STATED GOAL: Reproduce the listing exactly and skip over any pictures.

=== EXERCISE INPUTS ===

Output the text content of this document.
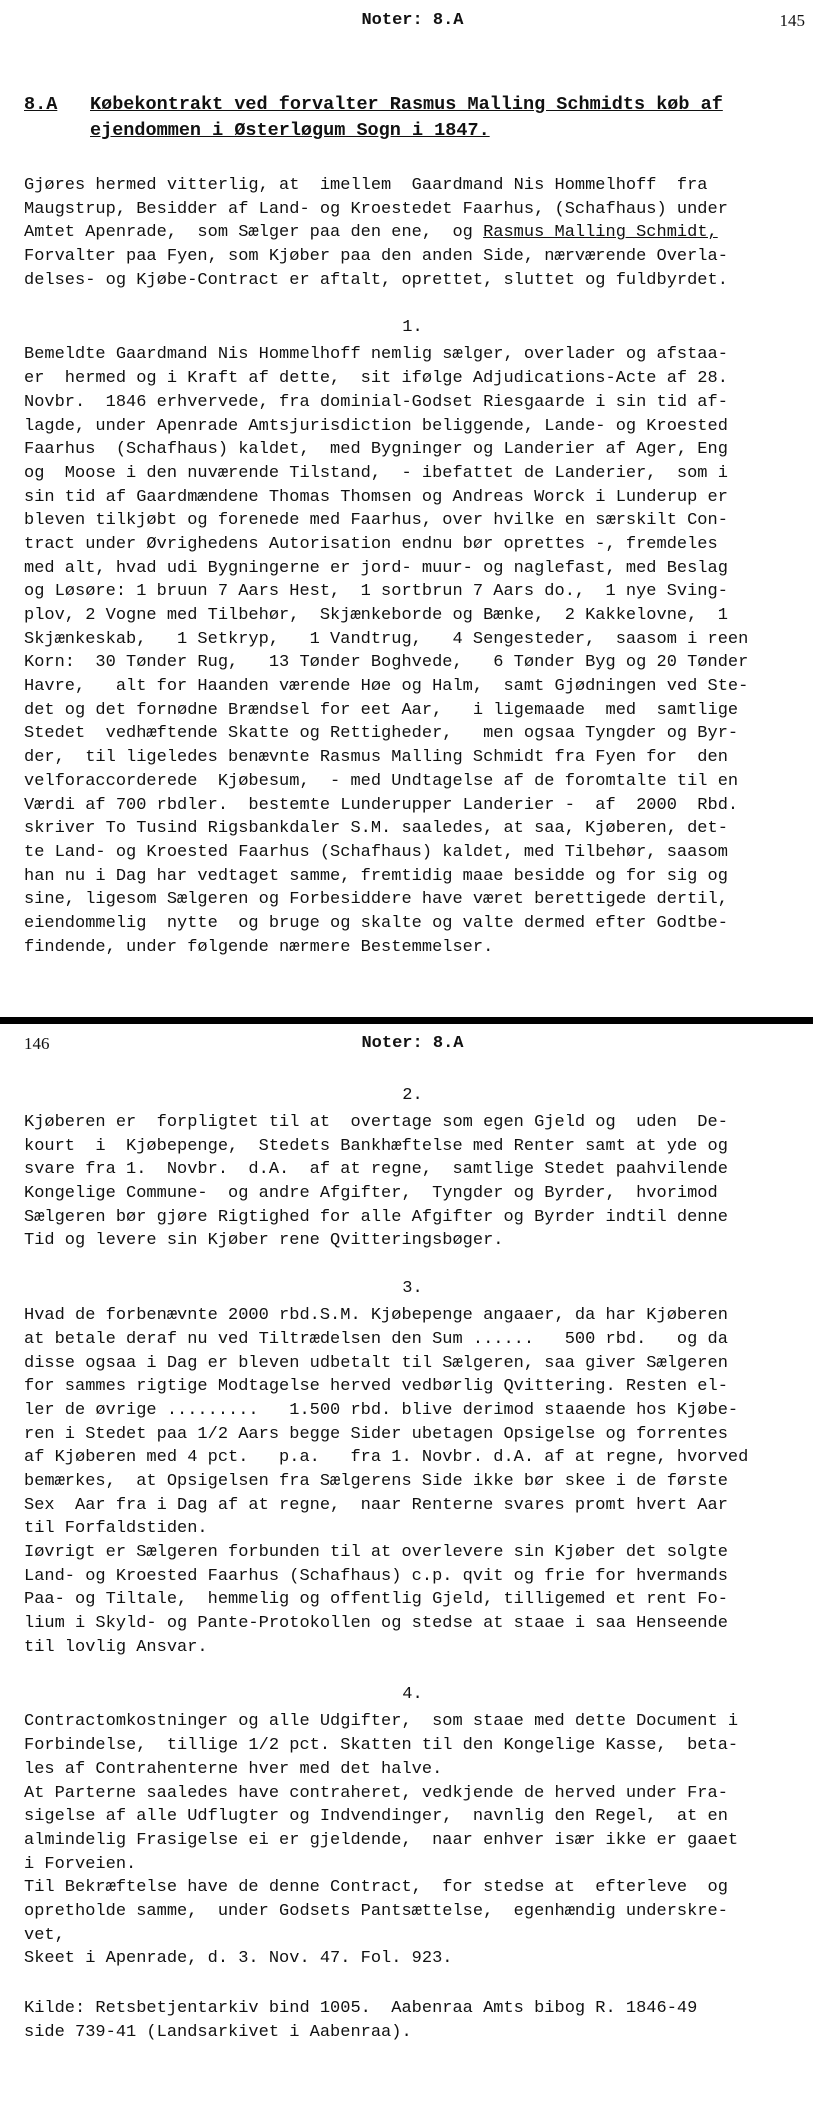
Noter: 8.A	145
8.A Købekontrakt ved forvalter Rasmus Malling Schmidts køb af
ejendommen i Østerløgum Sogn i 1847.
Gjøres hermed vitterlig, at  imellem  Gaardmand Nis Hommelhoff  fra
Maugstrup, Besidder af Land- og Kroestedet Faarhus, (Schafhaus) under
Amtet Apenrade,  som Sælger paa den ene,  og Rasmus Malling Schmidt,
Forvalter paa Fyen, som Kjøber paa den anden Side, nærværende Overla-
delses- og Kjøbe-Contract er aftalt, oprettet, sluttet og fuldbyrdet.
1.
Bemeldte Gaardmand Nis Hommelhoff nemlig sælger, overlader og afstaa-
er  hermed og i Kraft af dette,  sit ifølge Adjudications-Acte af 28.
Novbr.  1846 erhvervede, fra dominial-Godset Riesgaarde i sin tid af-
lagde, under Apenrade Amtsjurisdiction beliggende, Lande- og Kroested
Faarhus  (Schafhaus) kaldet,  med Bygninger og Landerier af Ager, Eng
og  Moose i den nuværende Tilstand,  - ibefattet de Landerier,  som i
sin tid af Gaardmændene Thomas Thomsen og Andreas Worck i Lunderup er
bleven tilkjøbt og forenede med Faarhus, over hvilke en særskilt Con-
tract under Øvrighedens Autorisation endnu bør oprettes -, fremdeles
med alt, hvad udi Bygningerne er jord- muur- og naglefast, med Beslag
og Løsøre: 1 bruun 7 Aars Hest,  1 sortbrun 7 Aars do.,  1 nye Sving-
plov, 2 Vogne med Tilbehør,  Skjænkeborde og Bænke,  2 Kakkelovne,  1
Skjænkeskab,   1 Setkryp,   1 Vandtrug,   4 Sengesteder,  saasom i reen
Korn:  30 Tønder Rug,   13 Tønder Boghvede,   6 Tønder Byg og 20 Tønder
Havre,   alt for Haanden værende Høe og Halm,  samt Gjødningen ved Ste-
det og det fornødne Brændsel for eet Aar,   i ligemaade  med  samtlige
Stedet  vedhæftende Skatte og Rettigheder,   men ogsaa Tyngder og Byr-
der,  til ligeledes benævnte Rasmus Malling Schmidt fra Fyen for  den
velforaccorderede  Kjøbesum,  - med Undtagelse af de foromtalte til en
Værdi af 700 rbdler.  bestemte Lunderupper Landerier -  af  2000  Rbd.
skriver To Tusind Rigsbankdaler S.M. saaledes, at saa, Kjøberen, det-
te Land- og Kroested Faarhus (Schafhaus) kaldet, med Tilbehør, saasom
han nu i Dag har vedtaget samme, fremtidig maae besidde og for sig og
sine, ligesom Sælgeren og Forbesiddere have været berettigede dertil,
eiendommelig  nytte  og bruge og skalte og valte dermed efter Godtbe-
findende, under følgende nærmere Bestemmelser.
146	Noter: 8.A
2.
Kjøberen er  forpligtet til at  overtage som egen Gjeld og  uden  De-
kourt  i  Kjøbepenge,  Stedets Bankhæftelse med Renter samt at yde og
svare fra 1.  Novbr.  d.A.  af at regne,  samtlige Stedet paahvilende
Kongelige Commune-  og andre Afgifter,  Tyngder og Byrder,  hvorimod
Sælgeren bør gjøre Rigtighed for alle Afgifter og Byrder indtil denne
Tid og levere sin Kjøber rene Qvitteringsbøger.
3.
Hvad de forbenævnte 2000 rbd.S.M. Kjøbepenge angaaer, da har Kjøberen
at betale deraf nu ved Tiltrædelsen den Sum ......   500 rbd.   og da
disse ogsaa i Dag er bleven udbetalt til Sælgeren, saa giver Sælgeren
for sammes rigtige Modtagelse herved vedbørlig Qvittering. Resten el-
ler de øvrige .........   1.500 rbd. blive derimod staaende hos Kjøbe-
ren i Stedet paa 1/2 Aars begge Sider ubetagen Opsigelse og forrentes
af Kjøberen med 4 pct.   p.a.   fra 1. Novbr. d.A. af at regne, hvorved
bemærkes,  at Opsigelsen fra Sælgerens Side ikke bør skee i de første
Sex  Aar fra i Dag af at regne,  naar Renterne svares promt hvert Aar
til Forfaldstiden.
Iøvrigt er Sælgeren forbunden til at overlevere sin Kjøber det solgte
Land- og Kroested Faarhus (Schafhaus) c.p. qvit og frie for hvermands
Paa- og Tiltale,  hemmelig og offentlig Gjeld, tilligemed et rent Fo-
lium i Skyld- og Pante-Protokollen og stedse at staae i saa Henseende
til lovlig Ansvar.
4.
Contractomkostninger og alle Udgifter,  som staae med dette Document i
Forbindelse,  tillige 1/2 pct. Skatten til den Kongelige Kasse,  beta-
les af Contrahenterne hver med det halve.
At Parterne saaledes have contraheret, vedkjende de herved under Fra-
sigelse af alle Udflugter og Indvendinger,  navnlig den Regel,  at en
almindelig Frasigelse ei er gjeldende,  naar enhver især ikke er gaaet
i Forveien.
Til Bekræftelse have de denne Contract,  for stedse at  efterleve  og
opretholde samme,  under Godsets Pantsættelse,  egenhændig underskre-
vet,
Skeet i Apenrade, d. 3. Nov. 47. Fol. 923.
Kilde: Retsbetjentarkiv bind 1005.  Aabenraa Amts bibog R. 1846-49
side 739-41 (Landsarkivet i Aabenraa).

===

CORRECT RESULT:
Output the text content of this document.
Noter: 8.A	145
8.A Købekontrakt ved forvalter Rasmus Malling Schmidts køb af
ejendommen i Østerløgum Sogn i 1847.
Gjøres hermed vitterlig, at  imellem  Gaardmand Nis Hommelhoff  fra
Maugstrup, Besidder af Land- og Kroestedet Faarhus, (Schafhaus) under
Amtet Apenrade,  som Sælger paa den ene,  og Rasmus Malling Schmidt,
Forvalter paa Fyen, som Kjøber paa den anden Side, nærværende Overla-
delses- og Kjøbe-Contract er aftalt, oprettet, sluttet og fuldbyrdet.
1.
Bemeldte Gaardmand Nis Hommelhoff nemlig sælger, overlader og afstaa-
er  hermed og i Kraft af dette,  sit ifølge Adjudications-Acte af 28.
Novbr.  1846 erhvervede, fra dominial-Godset Riesgaarde i sin tid af-
lagde, under Apenrade Amtsjurisdiction beliggende, Lande- og Kroested
Faarhus  (Schafhaus) kaldet,  med Bygninger og Landerier af Ager, Eng
og  Moose i den nuværende Tilstand,  - ibefattet de Landerier,  som i
sin tid af Gaardmændene Thomas Thomsen og Andreas Worck i Lunderup er
bleven tilkjøbt og forenede med Faarhus, over hvilke en særskilt Con-
tract under Øvrighedens Autorisation endnu bør oprettes -, fremdeles
med alt, hvad udi Bygningerne er jord- muur- og naglefast, med Beslag
og Løsøre: 1 bruun 7 Aars Hest,  1 sortbrun 7 Aars do.,  1 nye Sving-
plov, 2 Vogne med Tilbehør,  Skjænkeborde og Bænke,  2 Kakkelovne,  1
Skjænkeskab,   1 Setkryp,   1 Vandtrug,   4 Sengesteder,  saasom i reen
Korn:  30 Tønder Rug,   13 Tønder Boghvede,   6 Tønder Byg og 20 Tønder
Havre,   alt for Haanden værende Høe og Halm,  samt Gjødningen ved Ste-
det og det fornødne Brændsel for eet Aar,   i ligemaade  med  samtlige
Stedet  vedhæftende Skatte og Rettigheder,   men ogsaa Tyngder og Byr-
der,  til ligeledes benævnte Rasmus Malling Schmidt fra Fyen for  den
velforaccorderede  Kjøbesum,  - med Undtagelse af de foromtalte til en
Værdi af 700 rbdler.  bestemte Lunderupper Landerier -  af  2000  Rbd.
skriver To Tusind Rigsbankdaler S.M. saaledes, at saa, Kjøberen, det-
te Land- og Kroested Faarhus (Schafhaus) kaldet, med Tilbehør, saasom
han nu i Dag har vedtaget samme, fremtidig maae besidde og for sig og
sine, ligesom Sælgeren og Forbesiddere have været berettigede dertil,
eiendommelig  nytte  og bruge og skalte og valte dermed efter Godtbe-
findende, under følgende nærmere Bestemmelser.
146	Noter: 8.A
2.
Kjøberen er  forpligtet til at  overtage som egen Gjeld og  uden  De-
kourt  i  Kjøbepenge,  Stedets Bankhæftelse med Renter samt at yde og
svare fra 1.  Novbr.  d.A.  af at regne,  samtlige Stedet paahvilende
Kongelige Commune-  og andre Afgifter,  Tyngder og Byrder,  hvorimod
Sælgeren bør gjøre Rigtighed for alle Afgifter og Byrder indtil denne
Tid og levere sin Kjøber rene Qvitteringsbøger.
3.
Hvad de forbenævnte 2000 rbd.S.M. Kjøbepenge angaaer, da har Kjøberen
at betale deraf nu ved Tiltrædelsen den Sum ......   500 rbd.   og da
disse ogsaa i Dag er bleven udbetalt til Sælgeren, saa giver Sælgeren
for sammes rigtige Modtagelse herved vedbørlig Qvittering. Resten el-
ler de øvrige .........   1.500 rbd. blive derimod staaende hos Kjøbe-
ren i Stedet paa 1/2 Aars begge Sider ubetagen Opsigelse og forrentes
af Kjøberen med 4 pct.   p.a.   fra 1. Novbr. d.A. af at regne, hvorved
bemærkes,  at Opsigelsen fra Sælgerens Side ikke bør skee i de første
Sex  Aar fra i Dag af at regne,  naar Renterne svares promt hvert Aar
til Forfaldstiden.
Iøvrigt er Sælgeren forbunden til at overlevere sin Kjøber det solgte
Land- og Kroested Faarhus (Schafhaus) c.p. qvit og frie for hvermands
Paa- og Tiltale,  hemmelig og offentlig Gjeld, tilligemed et rent Fo-
lium i Skyld- og Pante-Protokollen og stedse at staae i saa Henseende
til lovlig Ansvar.
4.
Contractomkostninger og alle Udgifter,  som staae med dette Document i
Forbindelse,  tillige 1/2 pct. Skatten til den Kongelige Kasse,  beta-
les af Contrahenterne hver med det halve.
At Parterne saaledes have contraheret, vedkjende de herved under Fra-
sigelse af alle Udflugter og Indvendinger,  navnlig den Regel,  at en
almindelig Frasigelse ei er gjeldende,  naar enhver især ikke er gaaet
i Forveien.
Til Bekræftelse have de denne Contract,  for stedse at  efterleve  og
opretholde samme,  under Godsets Pantsættelse,  egenhændig underskre-
vet,
Skeet i Apenrade, d. 3. Nov. 47. Fol. 923.
Kilde: Retsbetjentarkiv bind 1005.  Aabenraa Amts bibog R. 1846-49
side 739-41 (Landsarkivet i Aabenraa).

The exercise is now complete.